# start of Entries shown

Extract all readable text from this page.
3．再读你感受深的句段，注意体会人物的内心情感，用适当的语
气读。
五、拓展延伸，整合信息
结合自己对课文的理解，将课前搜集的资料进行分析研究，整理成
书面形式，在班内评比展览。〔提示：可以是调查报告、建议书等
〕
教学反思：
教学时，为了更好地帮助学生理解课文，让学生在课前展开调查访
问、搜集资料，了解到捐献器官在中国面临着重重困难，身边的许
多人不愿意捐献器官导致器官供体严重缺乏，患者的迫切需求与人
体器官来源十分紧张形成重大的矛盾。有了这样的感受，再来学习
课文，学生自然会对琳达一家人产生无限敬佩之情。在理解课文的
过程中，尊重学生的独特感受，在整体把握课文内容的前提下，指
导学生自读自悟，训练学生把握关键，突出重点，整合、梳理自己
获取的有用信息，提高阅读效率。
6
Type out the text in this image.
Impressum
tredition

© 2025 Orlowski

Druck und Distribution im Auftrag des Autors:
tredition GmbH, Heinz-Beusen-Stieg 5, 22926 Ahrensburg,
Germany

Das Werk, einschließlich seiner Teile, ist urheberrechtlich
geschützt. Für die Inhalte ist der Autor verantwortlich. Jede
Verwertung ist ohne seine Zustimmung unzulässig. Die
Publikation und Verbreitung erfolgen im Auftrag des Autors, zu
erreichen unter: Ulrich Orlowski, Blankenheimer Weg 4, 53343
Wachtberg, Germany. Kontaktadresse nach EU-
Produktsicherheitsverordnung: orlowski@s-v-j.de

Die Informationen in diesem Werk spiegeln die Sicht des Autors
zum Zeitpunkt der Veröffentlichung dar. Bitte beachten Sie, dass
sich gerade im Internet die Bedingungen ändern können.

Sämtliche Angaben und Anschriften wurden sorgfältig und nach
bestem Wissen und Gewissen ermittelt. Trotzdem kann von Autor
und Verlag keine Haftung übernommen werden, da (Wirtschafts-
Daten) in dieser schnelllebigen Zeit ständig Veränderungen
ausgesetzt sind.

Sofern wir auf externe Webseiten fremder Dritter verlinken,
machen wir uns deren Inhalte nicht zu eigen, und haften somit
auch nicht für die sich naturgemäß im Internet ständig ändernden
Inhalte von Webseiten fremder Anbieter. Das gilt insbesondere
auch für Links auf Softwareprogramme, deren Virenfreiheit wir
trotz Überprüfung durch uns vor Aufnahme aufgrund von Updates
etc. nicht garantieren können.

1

# end of Entries shown

Set exercise: Return the lines of the records that include the string "auch".

Expected answer:
auch nicht für die sich naturgemäß im Internet ständig ändernden
auch für Links auf Softwareprogramme, deren Virenfreiheit wir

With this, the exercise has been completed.